Extracted entries:

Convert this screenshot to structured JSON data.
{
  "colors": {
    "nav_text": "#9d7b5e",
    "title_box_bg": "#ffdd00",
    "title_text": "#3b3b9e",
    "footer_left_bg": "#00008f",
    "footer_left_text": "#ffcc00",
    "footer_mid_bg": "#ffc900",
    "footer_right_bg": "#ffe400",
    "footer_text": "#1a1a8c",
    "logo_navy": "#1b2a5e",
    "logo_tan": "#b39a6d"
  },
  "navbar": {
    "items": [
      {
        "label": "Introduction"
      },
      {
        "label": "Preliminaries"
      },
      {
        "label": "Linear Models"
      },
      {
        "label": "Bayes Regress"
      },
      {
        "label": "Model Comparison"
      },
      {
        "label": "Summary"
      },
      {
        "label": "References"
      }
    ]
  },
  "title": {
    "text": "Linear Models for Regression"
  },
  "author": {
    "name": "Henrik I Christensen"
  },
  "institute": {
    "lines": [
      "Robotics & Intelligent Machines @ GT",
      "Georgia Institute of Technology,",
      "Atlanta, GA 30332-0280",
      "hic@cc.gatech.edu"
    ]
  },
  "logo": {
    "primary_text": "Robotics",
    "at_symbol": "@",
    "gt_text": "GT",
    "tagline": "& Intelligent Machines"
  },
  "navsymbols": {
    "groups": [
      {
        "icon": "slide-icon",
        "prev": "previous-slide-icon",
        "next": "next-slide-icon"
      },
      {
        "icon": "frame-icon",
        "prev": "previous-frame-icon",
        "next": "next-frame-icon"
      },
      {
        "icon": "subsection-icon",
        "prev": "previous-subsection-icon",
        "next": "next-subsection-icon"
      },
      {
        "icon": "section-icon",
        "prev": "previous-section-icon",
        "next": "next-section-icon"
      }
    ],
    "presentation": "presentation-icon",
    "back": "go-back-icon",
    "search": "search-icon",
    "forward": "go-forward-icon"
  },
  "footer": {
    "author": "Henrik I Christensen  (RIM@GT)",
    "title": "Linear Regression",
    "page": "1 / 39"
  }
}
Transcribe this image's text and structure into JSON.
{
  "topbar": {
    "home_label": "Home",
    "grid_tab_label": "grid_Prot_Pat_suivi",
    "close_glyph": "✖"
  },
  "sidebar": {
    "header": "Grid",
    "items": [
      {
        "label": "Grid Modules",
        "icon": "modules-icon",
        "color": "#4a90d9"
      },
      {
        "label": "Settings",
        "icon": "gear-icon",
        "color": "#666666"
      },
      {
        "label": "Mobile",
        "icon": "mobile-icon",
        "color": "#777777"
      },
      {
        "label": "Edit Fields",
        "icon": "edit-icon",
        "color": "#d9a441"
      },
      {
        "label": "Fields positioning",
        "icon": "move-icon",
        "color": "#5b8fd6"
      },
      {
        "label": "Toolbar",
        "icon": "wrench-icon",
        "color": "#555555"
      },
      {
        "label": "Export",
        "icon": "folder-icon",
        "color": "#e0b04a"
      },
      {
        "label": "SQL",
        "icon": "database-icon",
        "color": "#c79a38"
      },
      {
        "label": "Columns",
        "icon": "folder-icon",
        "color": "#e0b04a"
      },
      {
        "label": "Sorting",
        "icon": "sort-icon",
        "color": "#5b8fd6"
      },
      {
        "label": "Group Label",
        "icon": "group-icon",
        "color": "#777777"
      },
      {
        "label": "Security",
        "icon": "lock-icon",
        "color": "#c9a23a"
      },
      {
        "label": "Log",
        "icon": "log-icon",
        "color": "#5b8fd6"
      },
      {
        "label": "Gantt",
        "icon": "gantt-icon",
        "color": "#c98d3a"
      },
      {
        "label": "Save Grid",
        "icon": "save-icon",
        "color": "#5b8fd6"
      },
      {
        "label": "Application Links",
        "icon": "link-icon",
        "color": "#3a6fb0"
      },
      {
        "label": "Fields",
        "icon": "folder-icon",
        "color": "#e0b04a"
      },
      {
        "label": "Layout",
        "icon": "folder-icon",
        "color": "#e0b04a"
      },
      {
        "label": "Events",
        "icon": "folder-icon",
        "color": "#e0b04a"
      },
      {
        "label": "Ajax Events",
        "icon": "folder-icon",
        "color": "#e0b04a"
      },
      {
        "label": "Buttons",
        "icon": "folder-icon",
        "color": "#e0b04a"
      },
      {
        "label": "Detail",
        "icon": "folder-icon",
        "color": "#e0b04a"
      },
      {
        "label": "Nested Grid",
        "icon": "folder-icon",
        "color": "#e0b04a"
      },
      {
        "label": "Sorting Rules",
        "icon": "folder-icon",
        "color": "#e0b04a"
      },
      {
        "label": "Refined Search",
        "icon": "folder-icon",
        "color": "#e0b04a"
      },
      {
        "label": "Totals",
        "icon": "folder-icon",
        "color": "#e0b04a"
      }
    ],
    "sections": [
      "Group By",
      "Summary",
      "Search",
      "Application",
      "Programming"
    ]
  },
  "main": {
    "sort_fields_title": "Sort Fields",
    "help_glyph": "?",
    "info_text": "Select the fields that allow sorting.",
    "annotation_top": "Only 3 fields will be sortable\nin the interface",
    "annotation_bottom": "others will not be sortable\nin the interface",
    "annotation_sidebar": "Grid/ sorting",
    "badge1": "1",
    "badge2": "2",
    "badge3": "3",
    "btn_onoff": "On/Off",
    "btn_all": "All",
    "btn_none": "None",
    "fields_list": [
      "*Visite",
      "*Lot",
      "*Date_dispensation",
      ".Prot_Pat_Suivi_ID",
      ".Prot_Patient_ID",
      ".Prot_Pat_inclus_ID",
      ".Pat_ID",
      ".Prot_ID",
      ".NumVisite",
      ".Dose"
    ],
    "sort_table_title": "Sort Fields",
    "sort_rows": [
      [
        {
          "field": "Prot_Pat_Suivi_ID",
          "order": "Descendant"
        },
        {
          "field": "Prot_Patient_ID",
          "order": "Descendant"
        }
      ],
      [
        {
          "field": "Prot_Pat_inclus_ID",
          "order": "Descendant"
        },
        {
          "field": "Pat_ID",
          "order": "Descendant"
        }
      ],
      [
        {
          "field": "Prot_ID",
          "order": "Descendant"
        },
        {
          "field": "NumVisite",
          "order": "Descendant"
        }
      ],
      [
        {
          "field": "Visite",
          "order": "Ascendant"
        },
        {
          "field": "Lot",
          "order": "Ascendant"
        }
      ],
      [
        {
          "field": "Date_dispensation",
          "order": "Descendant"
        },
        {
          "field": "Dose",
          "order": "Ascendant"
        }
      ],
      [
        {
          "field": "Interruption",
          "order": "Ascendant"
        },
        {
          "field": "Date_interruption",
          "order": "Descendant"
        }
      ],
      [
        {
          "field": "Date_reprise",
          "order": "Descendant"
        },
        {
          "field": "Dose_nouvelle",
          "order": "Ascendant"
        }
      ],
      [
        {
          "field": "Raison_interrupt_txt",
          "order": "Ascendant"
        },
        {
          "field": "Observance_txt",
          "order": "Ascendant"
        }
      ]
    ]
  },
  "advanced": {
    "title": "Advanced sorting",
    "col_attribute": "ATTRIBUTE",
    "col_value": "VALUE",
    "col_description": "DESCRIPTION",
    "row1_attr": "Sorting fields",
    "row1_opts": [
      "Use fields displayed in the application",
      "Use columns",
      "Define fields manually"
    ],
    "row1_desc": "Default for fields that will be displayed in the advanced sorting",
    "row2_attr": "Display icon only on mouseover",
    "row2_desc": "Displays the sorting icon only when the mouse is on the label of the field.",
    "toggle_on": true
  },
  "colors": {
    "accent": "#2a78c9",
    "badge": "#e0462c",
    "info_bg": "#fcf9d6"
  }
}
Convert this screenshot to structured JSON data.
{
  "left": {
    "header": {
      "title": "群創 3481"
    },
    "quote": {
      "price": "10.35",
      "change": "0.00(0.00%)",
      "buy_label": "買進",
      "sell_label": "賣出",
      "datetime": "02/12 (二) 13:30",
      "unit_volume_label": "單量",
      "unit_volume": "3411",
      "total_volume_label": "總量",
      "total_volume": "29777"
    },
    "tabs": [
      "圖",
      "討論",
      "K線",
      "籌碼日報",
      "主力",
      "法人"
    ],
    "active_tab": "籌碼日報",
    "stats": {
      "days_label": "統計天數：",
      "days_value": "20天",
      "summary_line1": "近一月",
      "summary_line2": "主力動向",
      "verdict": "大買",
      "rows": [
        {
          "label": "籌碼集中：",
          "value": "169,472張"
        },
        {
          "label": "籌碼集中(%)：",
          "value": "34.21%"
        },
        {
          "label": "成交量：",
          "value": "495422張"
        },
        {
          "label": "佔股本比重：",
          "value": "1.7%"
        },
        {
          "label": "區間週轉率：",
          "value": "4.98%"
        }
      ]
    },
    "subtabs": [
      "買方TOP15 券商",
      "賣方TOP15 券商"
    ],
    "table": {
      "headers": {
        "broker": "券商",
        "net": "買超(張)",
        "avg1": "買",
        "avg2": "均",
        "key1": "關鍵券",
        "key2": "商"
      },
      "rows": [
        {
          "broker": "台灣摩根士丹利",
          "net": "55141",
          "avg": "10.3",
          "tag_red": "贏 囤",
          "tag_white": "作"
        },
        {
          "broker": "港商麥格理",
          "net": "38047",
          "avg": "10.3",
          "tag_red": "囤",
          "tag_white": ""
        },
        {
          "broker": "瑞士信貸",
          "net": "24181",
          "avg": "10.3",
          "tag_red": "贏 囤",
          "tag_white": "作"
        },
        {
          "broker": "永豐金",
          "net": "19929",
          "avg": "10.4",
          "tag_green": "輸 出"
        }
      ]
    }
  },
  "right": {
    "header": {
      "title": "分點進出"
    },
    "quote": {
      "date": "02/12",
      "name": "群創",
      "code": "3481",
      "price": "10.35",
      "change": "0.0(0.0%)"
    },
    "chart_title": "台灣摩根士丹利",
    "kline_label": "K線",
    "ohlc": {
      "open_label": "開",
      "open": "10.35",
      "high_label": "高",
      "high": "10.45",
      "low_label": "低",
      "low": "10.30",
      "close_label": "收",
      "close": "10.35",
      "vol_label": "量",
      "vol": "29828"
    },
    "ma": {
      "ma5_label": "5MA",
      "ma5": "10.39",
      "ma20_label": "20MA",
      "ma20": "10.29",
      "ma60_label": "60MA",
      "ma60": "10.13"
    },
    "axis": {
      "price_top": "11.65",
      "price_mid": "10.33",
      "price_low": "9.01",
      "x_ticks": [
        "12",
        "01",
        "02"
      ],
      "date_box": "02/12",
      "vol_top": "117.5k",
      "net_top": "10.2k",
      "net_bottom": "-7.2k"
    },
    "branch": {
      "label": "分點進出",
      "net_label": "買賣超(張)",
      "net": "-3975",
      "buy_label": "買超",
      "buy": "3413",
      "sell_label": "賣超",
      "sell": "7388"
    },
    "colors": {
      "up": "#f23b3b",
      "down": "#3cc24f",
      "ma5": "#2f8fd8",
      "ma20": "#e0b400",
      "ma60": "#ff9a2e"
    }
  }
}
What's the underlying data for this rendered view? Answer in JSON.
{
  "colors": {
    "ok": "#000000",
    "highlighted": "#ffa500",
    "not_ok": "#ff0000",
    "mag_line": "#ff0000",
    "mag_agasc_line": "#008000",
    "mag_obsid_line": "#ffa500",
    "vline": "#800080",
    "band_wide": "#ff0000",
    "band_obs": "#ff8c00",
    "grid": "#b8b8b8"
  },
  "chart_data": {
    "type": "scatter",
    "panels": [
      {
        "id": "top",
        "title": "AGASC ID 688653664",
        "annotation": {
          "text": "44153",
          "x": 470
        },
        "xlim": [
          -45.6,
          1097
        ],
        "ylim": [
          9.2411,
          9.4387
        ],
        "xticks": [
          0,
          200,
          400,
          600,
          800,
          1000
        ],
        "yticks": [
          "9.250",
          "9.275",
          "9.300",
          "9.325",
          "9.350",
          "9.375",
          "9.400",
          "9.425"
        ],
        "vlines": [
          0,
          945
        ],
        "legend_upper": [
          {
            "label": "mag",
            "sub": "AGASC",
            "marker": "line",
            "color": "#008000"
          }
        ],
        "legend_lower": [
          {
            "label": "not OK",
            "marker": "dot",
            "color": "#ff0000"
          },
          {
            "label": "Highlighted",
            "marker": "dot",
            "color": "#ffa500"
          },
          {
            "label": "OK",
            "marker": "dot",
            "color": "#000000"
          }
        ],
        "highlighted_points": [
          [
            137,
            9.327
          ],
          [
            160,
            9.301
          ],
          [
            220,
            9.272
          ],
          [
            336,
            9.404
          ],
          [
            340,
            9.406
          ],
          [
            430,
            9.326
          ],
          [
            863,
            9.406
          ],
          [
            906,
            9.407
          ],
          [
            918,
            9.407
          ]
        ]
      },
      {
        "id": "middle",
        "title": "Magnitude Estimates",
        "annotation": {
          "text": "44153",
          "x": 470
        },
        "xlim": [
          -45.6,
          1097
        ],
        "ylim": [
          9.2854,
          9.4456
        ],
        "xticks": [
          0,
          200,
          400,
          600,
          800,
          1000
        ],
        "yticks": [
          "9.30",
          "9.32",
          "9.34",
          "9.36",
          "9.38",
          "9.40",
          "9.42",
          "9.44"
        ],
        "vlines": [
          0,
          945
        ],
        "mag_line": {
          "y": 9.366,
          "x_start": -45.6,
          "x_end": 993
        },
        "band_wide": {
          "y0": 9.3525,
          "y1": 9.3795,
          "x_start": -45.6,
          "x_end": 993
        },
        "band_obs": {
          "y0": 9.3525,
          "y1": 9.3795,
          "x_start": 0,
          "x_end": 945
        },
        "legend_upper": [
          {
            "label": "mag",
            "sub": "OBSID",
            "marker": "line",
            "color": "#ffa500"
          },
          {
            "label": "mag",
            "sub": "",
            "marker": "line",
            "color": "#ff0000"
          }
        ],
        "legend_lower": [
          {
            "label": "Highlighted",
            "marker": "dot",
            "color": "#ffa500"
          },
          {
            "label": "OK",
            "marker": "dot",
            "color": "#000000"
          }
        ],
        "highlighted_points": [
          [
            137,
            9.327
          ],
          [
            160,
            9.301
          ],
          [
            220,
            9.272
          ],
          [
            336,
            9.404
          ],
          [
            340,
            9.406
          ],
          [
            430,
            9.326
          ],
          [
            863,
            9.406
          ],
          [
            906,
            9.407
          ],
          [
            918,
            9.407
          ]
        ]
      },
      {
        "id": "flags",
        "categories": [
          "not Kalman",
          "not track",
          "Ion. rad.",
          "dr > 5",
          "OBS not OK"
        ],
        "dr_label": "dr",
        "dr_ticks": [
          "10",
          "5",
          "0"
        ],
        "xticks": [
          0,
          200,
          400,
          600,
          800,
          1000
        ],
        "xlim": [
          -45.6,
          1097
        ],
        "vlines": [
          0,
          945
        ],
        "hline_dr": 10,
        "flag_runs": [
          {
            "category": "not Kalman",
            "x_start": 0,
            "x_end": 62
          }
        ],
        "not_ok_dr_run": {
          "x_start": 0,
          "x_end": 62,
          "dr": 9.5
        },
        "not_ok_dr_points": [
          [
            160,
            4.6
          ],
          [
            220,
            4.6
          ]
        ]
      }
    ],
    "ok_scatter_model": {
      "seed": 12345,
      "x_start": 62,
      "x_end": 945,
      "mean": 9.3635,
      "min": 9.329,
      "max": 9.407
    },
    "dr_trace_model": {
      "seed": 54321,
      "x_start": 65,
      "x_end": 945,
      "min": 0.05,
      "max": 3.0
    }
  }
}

Exercise goal:
Each line in the material either holds the string "JSON" or does not. State how many do, and nothing else.

Output for this task:
4